__BEREITGESTELLTER AUSZUG__:
--*--

Wichtig ist erst einmal: Es handelt sich um eine EU-Richtlinie. Solange sie nicht in nationales Recht umgesetzt ist, der Bundestag also ein entsprechendes Gesetz verabschiedet hat, hat sie juristisch keine Wirkung. Nur EU-Verordnungen gelten direkt.
Umstritten ist die neue EU-Urheberrechtsrichtlinie vor allem wegen der Artikel 11 („Leistungsschutzrecht“; in der finalen Fassung: Art. 15) und Artikel 13 („Upload-Filter“; in der finalen Fassung: Art. 17). Auf die Kritik und die Sichtweise des Bloggerclub e.V. auf diese beiden Artikel gehe ich in einem separaten Beitrag ein.

--*--

__ARBEITSAUFTRAG__:
Gib den Auszug zur EU-Urheberrechtsrichtlinie von „Umstritten ist die“ bis einschließlich „separaten Beitrag ein.“ wieder und ersetze dabei „finalen Fassung“ durch „endgültigen Fassung“. Das Material spielt hierbei keine Rolle.

__GESPEICHERTE DATEN__:
--*--

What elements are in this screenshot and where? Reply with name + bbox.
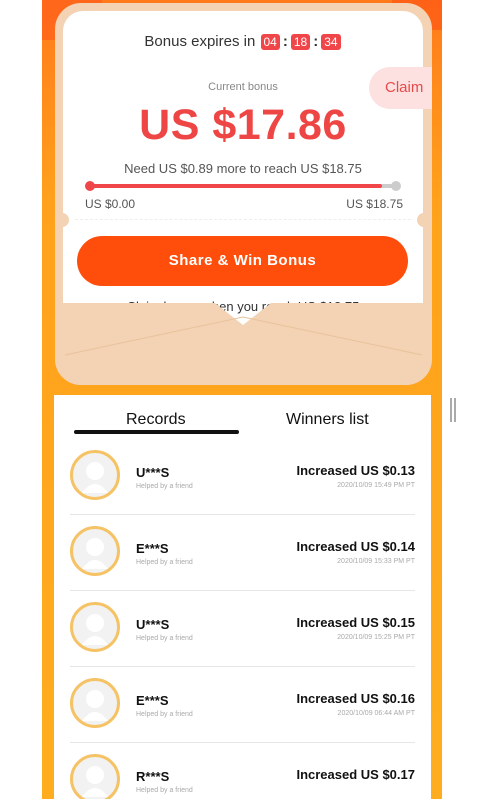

--*--

__ERGEBNIS__:
Umstritten ist die neue EU-Urheberrechtsrichtlinie vor allem wegen der Artikel 11 („Leistungsschutzrecht“; in der endgültigen Fassung: Art. 15) und Artikel 13 („Upload-Filter“; in der endgültigen Fassung: Art. 17). Auf die Kritik und die Sichtweise des Bloggerclub e.V. auf diese beiden Artikel gehe ich in einem separaten Beitrag ein.